* Exercise:
Copy each line where the word "this" occurs.

* Entries supplied:
----
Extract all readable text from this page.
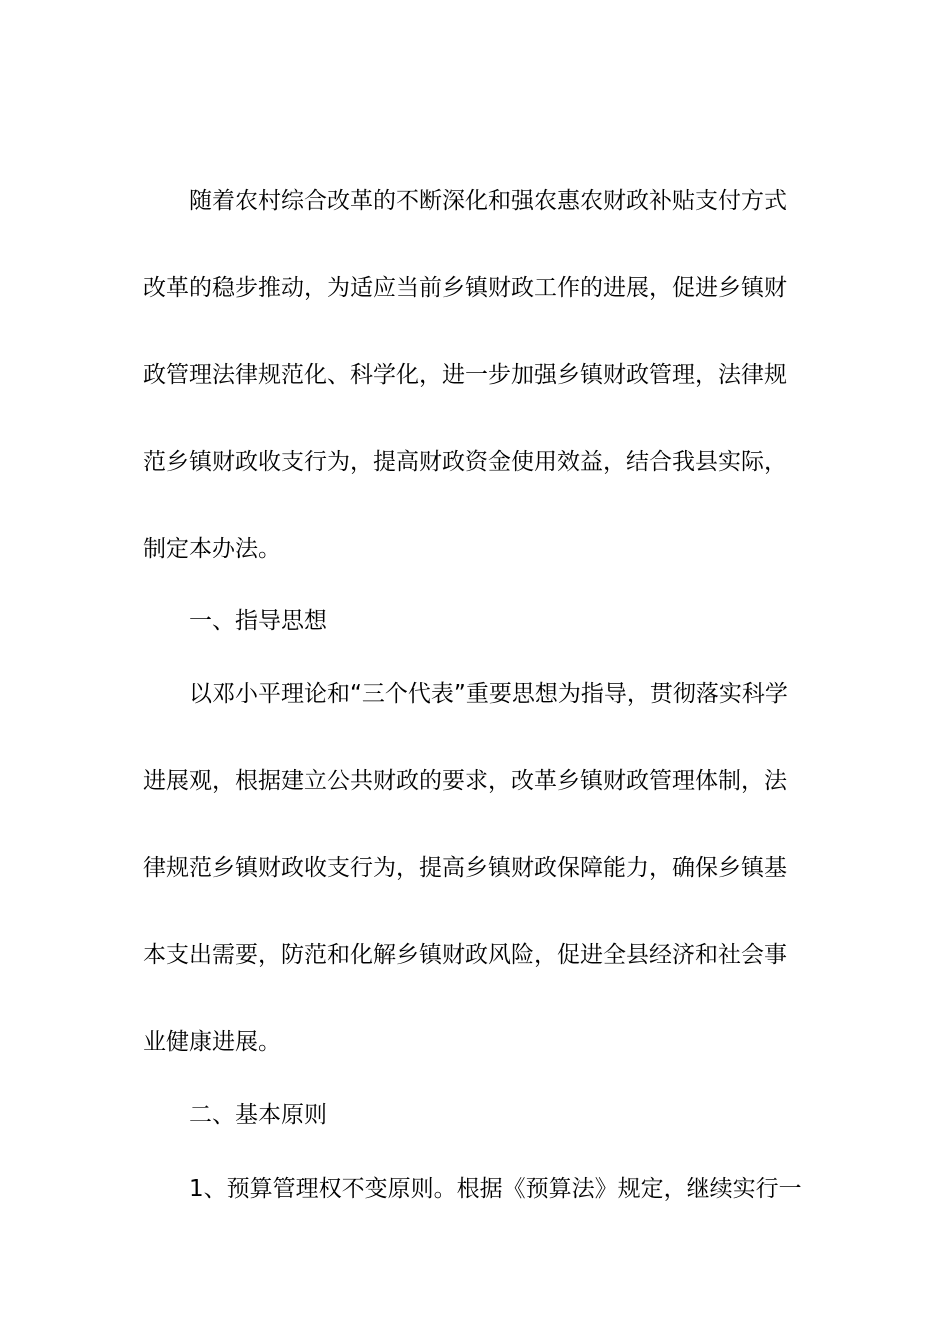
随着农村综合改革的不断深化和强农惠农财政补贴支付方式
改革的稳步推动，为适应当前乡镇财政工作的进展，促进乡镇财
政管理法律规范化、科学化，进一步加强乡镇财政管理，法律规
范乡镇财政收支行为，提高财政资金使用效益，结合我县实际，
制定本办法。
一、指导思想
以邓小平理论和“三个代表”重要思想为指导，贯彻落实科学
进展观，根据建立公共财政的要求，改革乡镇财政管理体制，法
律规范乡镇财政收支行为，提高乡镇财政保障能力，确保乡镇基
本支出需要，防范和化解乡镇财政风险，促进全县经济和社会事
业健康进展。
二、基本原则
1、预算管理权不变原则。根据《预算法》规定，继续实行一
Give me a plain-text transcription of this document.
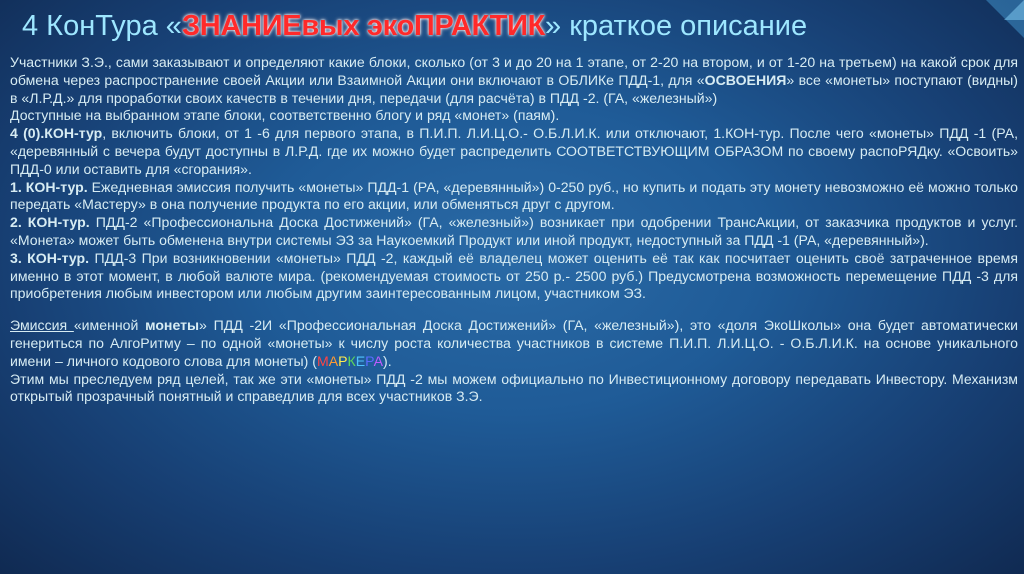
4 КонТура «ЗНАНИЕвых экоПРАКТИК» краткое описание

Участники З.Э., сами заказывают и определяют какие блоки, сколько (от 3 и до 20 на 1 этапе, от 2-20 на втором, и от 1-20 на третьем) на какой срок для обмена через распространение своей Акции или Взаимной Акции они включают в ОБЛИКе ПДД-1, для «ОСВОЕНИЯ» все «монеты» поступают (видны) в «Л.Р.Д.» для проработки своих качеств в течении дня, передачи (для расчёта) в ПДД -2. (ГА, «железный»)

Доступные на выбранном этапе блоки, соответственно блогу и ряд «монет» (паям).

4 (0).КОН-тур, включить блоки, от 1 -6 для первого этапа, в П.И.П. Л.И.Ц.О.- О.Б.Л.И.К. или отключают, 1.КОН-тур. После чего «монеты» ПДД -1 (РА, «деревянный с вечера будут доступны в Л.Р.Д. где их можно будет распределить СООТВЕТСТВУЮЩИМ ОБРАЗОМ по своему распоРЯДку. «Освоить» ПДД-0 или оставить для «сгорания».

1. КОН-тур. Ежедневная эмиссия получить «монеты» ПДД-1 (РА, «деревянный») 0-250 руб., но купить и подать эту монету невозможно её можно только передать «Мастеру» в она получение продукта по его акции, или обменяться друг с другом.

2. КОН-тур. ПДД-2 «Профессиональна Доска Достижений» (ГА, «железный») возникает при одобрении ТрансАкции, от заказчика продуктов и услуг. «Монета» может быть обменена внутри системы ЭЗ за Наукоемкий Продукт или иной продукт, недоступный за ПДД -1 (РА, «деревянный»).

3. КОН-тур. ПДД-3 При возникновении «монеты» ПДД -2, каждый её владелец может оценить её так как посчитает оценить своё затраченное время именно в этот момент, в любой валюте мира. (рекомендуемая стоимость от 250 р.- 2500 руб.) Предусмотрена возможность перемещение ПДД -3 для приобретения любым инвестором или любым другим заинтересованным лицом, участником ЭЗ.

Эмиссия «именной монеты» ПДД -2И «Профессиональная Доска Достижений» (ГА, «железный»), это «доля ЭкоШколы» она будет автоматически генериться по АлгоРитму – по одной «монеты» к числу роста количества участников в системе П.И.П. Л.И.Ц.О. - О.Б.Л.И.К. на основе уникального имени – личного кодового слова для монеты) (МАРКЕРА).

Этим мы преследуем ряд целей, так же эти «монеты» ПДД -2 мы можем официально по Инвестиционному договору передавать Инвестору. Механизм открытый прозрачный понятный и справедлив для всех участников З.Э.
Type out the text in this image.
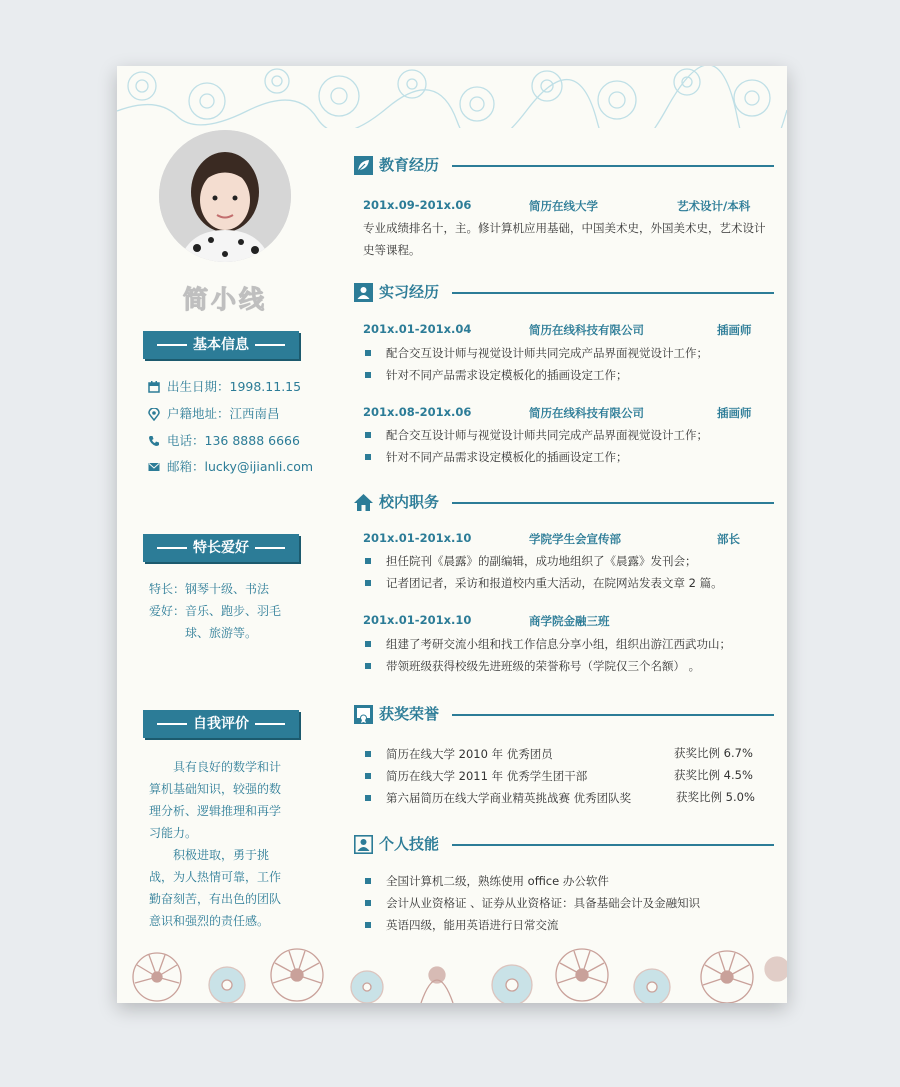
简小线
基本信息
出生日期：1998.11.15
户籍地址：江西南昌
电话：136 8888 6666
邮箱：lucky@ijianli.com
特长爱好
特长：钢琴十级、书法
爱好：音乐、跑步、羽毛
球、旅游等。
自我评价

具有良好的数学和计算机基础知识，较强的数理分析、逻辑推理和再学习能力。

积极进取，勇于挑战，为人热情可靠，工作勤奋刻苦，有出色的团队意识和强烈的责任感。

教育经历
201x.09-201x.06	简历在线大学	艺术设计/本科
专业成绩排名十，主。修计算机应用基础，中国美术史，外国美术史，艺术设计史等课程。
实习经历
201x.01-201x.04	简历在线科技有限公司	插画师
配合交互设计师与视觉设计师共同完成产品界面视觉设计工作；
针对不同产品需求设定模板化的插画设定工作；
201x.08-201x.06	简历在线科技有限公司	插画师
配合交互设计师与视觉设计师共同完成产品界面视觉设计工作；
针对不同产品需求设定模板化的插画设定工作；
校内职务
201x.01-201x.10	学院学生会宣传部	部长
担任院刊《晨露》的副编辑，成功地组织了《晨露》发刊会；
记者团记者，采访和报道校内重大活动，在院网站发表文章 2 篇。
201x.01-201x.10	商学院金融三班
组建了考研交流小组和找工作信息分享小组，组织出游江西武功山；
带领班级获得校级先进班级的荣誉称号（学院仅三个名额） 。
获奖荣誉
简历在线大学 2010 年 优秀团员	获奖比例 6.7%
简历在线大学 2011 年 优秀学生团干部	获奖比例 4.5%
第六届简历在线大学商业精英挑战赛 优秀团队奖	获奖比例 5.0%
个人技能
全国计算机二级，熟练使用 office 办公软件
会计从业资格证 、证券从业资格证：具备基础会计及金融知识
英语四级，能用英语进行日常交流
----
* Exercise solution:
Extract all readable text from this page.
Give me a plain-text transcription of this document.
Type out the text in this image.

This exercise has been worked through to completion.